TEXT SEGMENT
I love INTJs. My S.O. is an INTJ and I just got two more close friends to take the MBTI recently, both of which are INTJ (although one is borderline P, if I recall correctly).

Long-term relationship-wise: I love my S.O. VERY much, and although there are days I am feeling a little pissy and might tend to overthink and get myself worked up, I know he loves me back. It's been a bit over two years and we virtually never argue, although there have been one or two occasions where we've gotten a little miffed at each other. It's taken a lot of conditioning ourselves to the other's quirks and/or issues, but I wouldn't trade him for anyone. He is sweet and generous (he does a lot of things to help make my life easier that he's not obligated to do) and witty, and although we still have little misunderstandings at times, the positive far outweighs the negative. He provides a sense of balance to my jumbled up mind and my life, and hopefully I help him to relax and let out frustration through having fun.

Friendwise: All in all, I have had a very positive friend experience with this type, and retrospectively, find it the most comfortable to "click" with. One of them is a former-best friend (it's a long story but it had to do with some emotional/security issues and there was a while of not talking, but we are on talking terms again) whom some of my most precious memories are with. I met her in middle school and we became best friends and were inseparable for years, and we both helped each other through rough times and spent countless time together. However, she had a frustrating family situation (leading her to have some emotional issues that were tough to deal with). Around high school, she got irritated any time I mentioned a guy I liked, and it was found out that I was going to have to move, and I tried talking to her and hang out with her, but she sort of blocked me out after a point. She put a friend who betrayed her on a pedestal and left me in the dust despite the fact I never would do something like that to her. Although maybe she felt that by getting a boyfriend, I was abandoning her or something? Either way, we got back on talking terms later, although it's obviously just online now, and it's friendly and relaxed again, although it'll probably never be the same again... I am glad to know she is doing better though, and glad we at least got back to this point in friendship again. (This one is the borderline P, btw)

SET OF TASKS
1. According to the text about INTJs, how long has the writer been with their S.O.?
2. Rewrite the passage of the text about INTJs starting at "I love INTJs." and ending at "I recall correctly).", switching "close friends" to "good friends".

DATASET
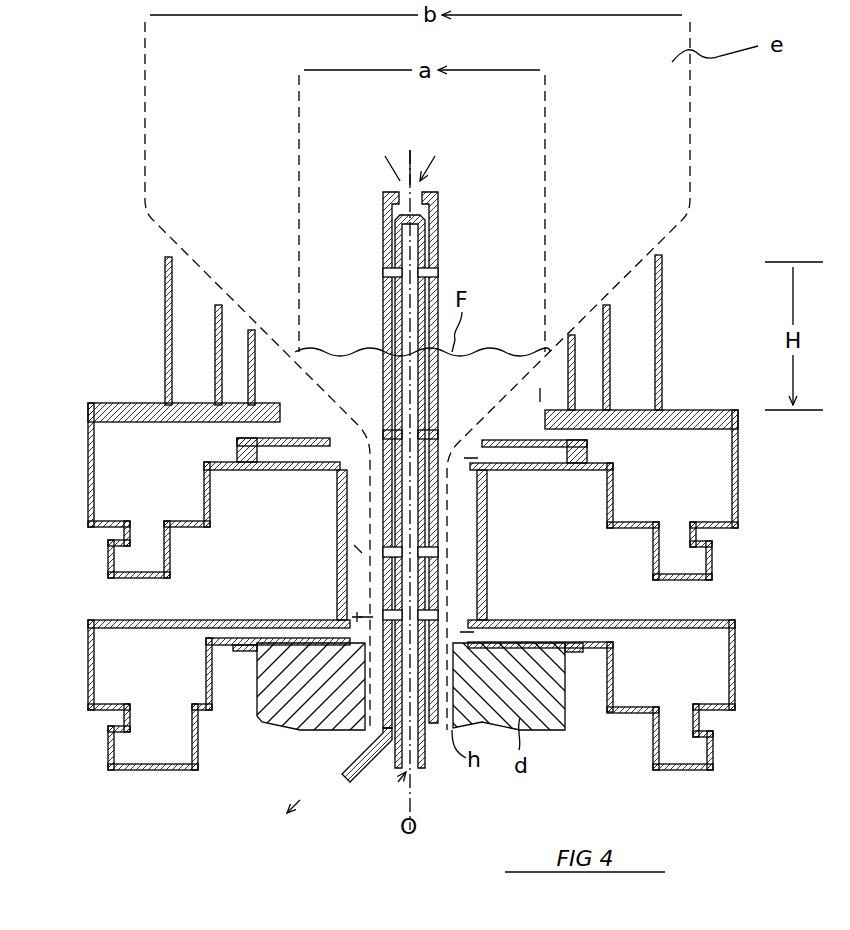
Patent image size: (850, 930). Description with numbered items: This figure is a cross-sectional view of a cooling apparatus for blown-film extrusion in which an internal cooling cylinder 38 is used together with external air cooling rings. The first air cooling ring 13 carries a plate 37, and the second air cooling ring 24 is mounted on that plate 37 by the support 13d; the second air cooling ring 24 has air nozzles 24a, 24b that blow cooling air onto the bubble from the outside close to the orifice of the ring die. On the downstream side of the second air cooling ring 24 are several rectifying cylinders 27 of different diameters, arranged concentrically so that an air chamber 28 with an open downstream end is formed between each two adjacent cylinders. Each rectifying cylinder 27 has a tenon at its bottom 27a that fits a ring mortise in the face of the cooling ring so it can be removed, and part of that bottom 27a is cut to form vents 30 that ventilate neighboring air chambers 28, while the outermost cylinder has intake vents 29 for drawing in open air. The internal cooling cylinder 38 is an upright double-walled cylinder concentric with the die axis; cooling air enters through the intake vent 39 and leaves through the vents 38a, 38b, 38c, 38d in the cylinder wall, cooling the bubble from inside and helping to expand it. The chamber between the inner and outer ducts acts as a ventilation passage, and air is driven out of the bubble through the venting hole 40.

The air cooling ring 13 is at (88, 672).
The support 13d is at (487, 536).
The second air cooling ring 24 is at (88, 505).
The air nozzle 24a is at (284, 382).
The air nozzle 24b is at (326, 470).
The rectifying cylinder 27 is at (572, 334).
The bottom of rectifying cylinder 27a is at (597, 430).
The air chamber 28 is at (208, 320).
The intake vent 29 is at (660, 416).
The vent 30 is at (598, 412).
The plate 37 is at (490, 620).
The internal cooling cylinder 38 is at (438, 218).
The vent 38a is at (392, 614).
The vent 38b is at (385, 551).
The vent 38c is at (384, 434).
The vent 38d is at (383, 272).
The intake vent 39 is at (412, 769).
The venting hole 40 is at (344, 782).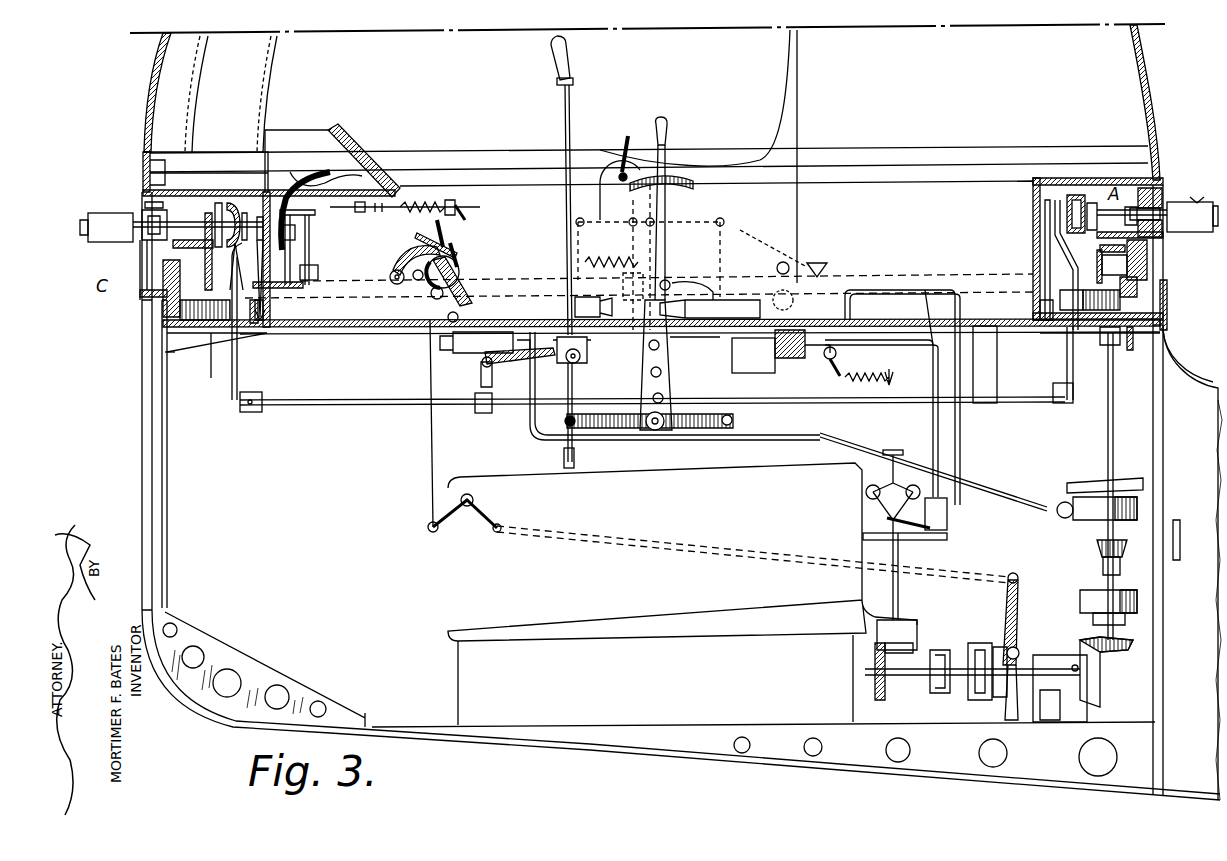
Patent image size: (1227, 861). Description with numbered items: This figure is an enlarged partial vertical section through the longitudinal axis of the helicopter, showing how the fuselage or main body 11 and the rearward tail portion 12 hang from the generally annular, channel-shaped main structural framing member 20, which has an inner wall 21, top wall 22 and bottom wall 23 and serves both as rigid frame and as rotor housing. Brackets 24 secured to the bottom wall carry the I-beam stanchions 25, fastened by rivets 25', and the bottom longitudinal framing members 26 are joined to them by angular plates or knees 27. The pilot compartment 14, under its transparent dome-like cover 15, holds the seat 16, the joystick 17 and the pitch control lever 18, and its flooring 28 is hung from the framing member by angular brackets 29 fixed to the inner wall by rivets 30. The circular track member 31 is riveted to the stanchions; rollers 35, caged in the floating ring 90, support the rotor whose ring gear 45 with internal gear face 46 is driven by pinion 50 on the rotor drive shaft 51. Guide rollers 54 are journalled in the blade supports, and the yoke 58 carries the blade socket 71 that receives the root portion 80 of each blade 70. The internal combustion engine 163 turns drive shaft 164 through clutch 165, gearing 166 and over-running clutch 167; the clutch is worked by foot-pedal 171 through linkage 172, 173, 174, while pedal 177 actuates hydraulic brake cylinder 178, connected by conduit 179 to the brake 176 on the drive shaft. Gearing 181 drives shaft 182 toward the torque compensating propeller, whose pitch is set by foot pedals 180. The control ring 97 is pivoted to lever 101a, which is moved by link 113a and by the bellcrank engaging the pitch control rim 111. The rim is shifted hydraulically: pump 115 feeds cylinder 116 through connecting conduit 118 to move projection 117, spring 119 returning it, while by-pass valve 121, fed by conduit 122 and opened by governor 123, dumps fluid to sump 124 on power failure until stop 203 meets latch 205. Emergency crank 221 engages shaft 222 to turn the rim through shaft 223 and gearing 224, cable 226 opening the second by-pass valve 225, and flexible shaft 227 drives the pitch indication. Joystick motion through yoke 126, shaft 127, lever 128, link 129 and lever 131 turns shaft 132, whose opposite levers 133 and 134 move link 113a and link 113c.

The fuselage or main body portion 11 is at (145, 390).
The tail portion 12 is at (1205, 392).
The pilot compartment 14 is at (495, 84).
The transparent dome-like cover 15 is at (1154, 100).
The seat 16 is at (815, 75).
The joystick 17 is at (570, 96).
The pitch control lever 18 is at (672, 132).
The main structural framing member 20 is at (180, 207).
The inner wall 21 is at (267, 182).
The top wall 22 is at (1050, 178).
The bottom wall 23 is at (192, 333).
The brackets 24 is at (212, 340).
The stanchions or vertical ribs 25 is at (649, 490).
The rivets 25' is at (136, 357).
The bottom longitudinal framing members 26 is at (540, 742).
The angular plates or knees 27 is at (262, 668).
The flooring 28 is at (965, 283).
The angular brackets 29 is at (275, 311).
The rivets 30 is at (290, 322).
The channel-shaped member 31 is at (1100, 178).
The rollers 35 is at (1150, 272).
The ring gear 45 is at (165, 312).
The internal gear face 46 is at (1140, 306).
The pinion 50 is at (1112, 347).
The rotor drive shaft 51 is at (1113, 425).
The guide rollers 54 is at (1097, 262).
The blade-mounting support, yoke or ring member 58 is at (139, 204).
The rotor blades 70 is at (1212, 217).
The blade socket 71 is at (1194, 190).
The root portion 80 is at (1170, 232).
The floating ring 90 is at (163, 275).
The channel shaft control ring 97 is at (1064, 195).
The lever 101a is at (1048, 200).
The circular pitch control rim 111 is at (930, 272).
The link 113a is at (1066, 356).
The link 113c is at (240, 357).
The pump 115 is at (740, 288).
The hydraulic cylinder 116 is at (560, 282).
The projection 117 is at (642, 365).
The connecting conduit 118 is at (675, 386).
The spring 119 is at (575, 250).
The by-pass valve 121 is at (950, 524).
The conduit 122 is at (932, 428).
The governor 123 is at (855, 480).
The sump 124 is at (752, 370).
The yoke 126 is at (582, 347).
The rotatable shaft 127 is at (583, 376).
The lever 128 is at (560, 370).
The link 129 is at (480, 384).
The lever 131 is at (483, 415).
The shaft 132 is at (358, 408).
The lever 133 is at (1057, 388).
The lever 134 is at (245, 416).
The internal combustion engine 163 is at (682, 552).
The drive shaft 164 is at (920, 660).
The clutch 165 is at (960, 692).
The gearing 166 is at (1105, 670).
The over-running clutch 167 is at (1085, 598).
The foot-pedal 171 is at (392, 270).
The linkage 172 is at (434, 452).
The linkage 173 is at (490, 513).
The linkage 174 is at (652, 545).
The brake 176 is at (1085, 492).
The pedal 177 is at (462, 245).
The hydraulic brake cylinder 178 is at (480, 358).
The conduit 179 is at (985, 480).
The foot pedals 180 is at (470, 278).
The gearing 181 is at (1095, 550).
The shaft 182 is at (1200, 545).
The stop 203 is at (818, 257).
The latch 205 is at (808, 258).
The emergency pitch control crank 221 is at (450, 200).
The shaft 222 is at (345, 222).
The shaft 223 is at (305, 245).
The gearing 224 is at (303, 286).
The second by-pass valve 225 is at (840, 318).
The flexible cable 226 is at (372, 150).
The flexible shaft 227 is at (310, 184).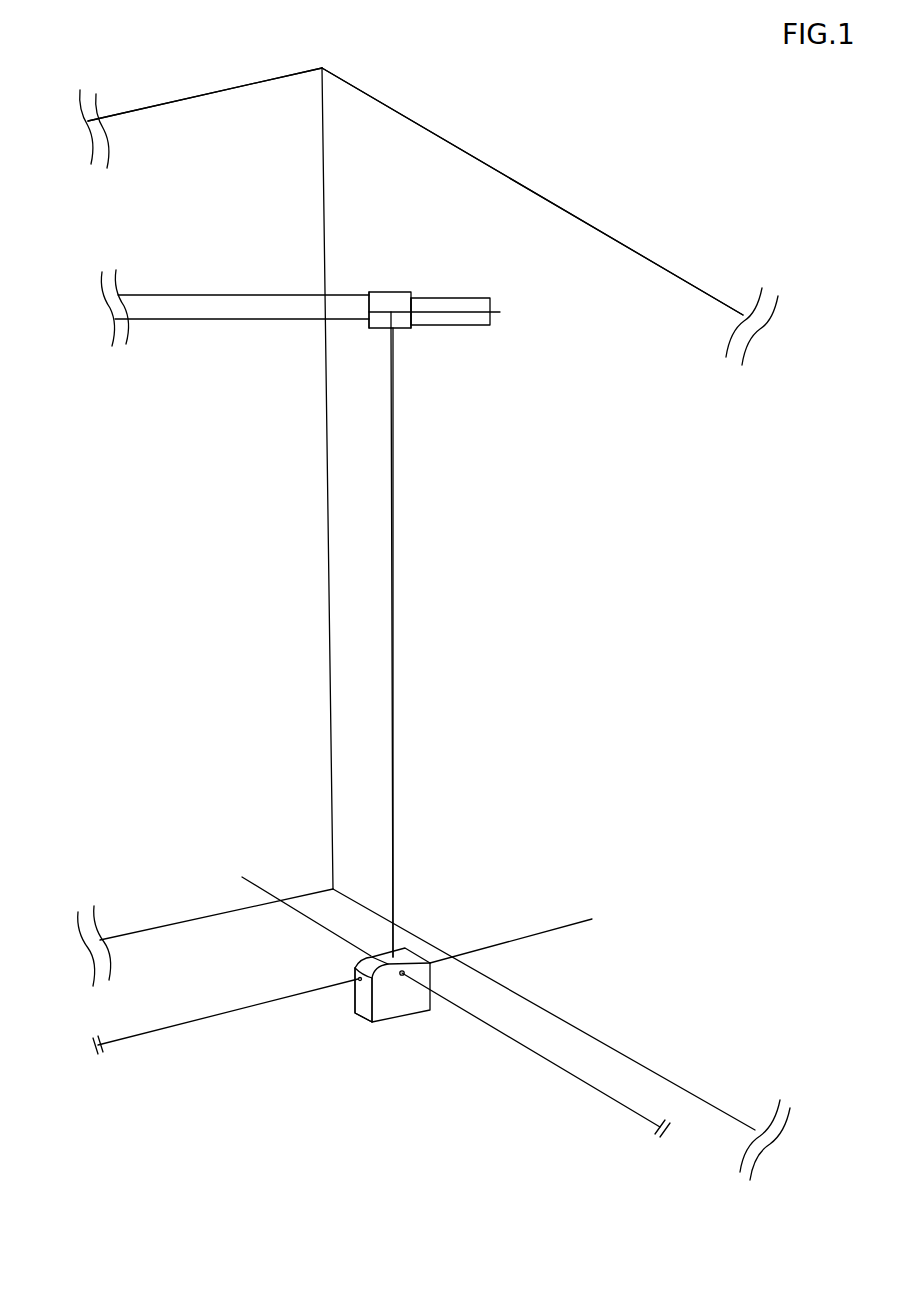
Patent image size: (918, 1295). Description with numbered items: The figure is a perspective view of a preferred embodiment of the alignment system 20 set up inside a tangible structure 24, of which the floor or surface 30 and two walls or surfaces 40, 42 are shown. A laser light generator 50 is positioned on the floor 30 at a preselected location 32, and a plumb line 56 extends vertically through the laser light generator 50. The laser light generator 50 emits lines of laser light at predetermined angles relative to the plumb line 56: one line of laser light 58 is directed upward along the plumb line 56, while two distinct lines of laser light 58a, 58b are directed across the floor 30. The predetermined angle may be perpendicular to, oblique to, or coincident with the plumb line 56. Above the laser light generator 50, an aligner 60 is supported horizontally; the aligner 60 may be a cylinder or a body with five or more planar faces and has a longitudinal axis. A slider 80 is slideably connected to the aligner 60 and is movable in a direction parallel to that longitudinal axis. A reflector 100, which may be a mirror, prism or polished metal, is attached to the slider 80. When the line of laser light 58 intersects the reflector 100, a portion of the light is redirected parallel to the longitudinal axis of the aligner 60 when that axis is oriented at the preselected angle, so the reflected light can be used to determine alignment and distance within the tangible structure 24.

ANSWERS FOR THE EXERCISE
1. A bit over two years.

2.
I love INTJs. My S.O. is an INTJ and I just got two more good friends to take the MBTI recently, both of which are INTJ (although one is borderline P, if I recall correctly).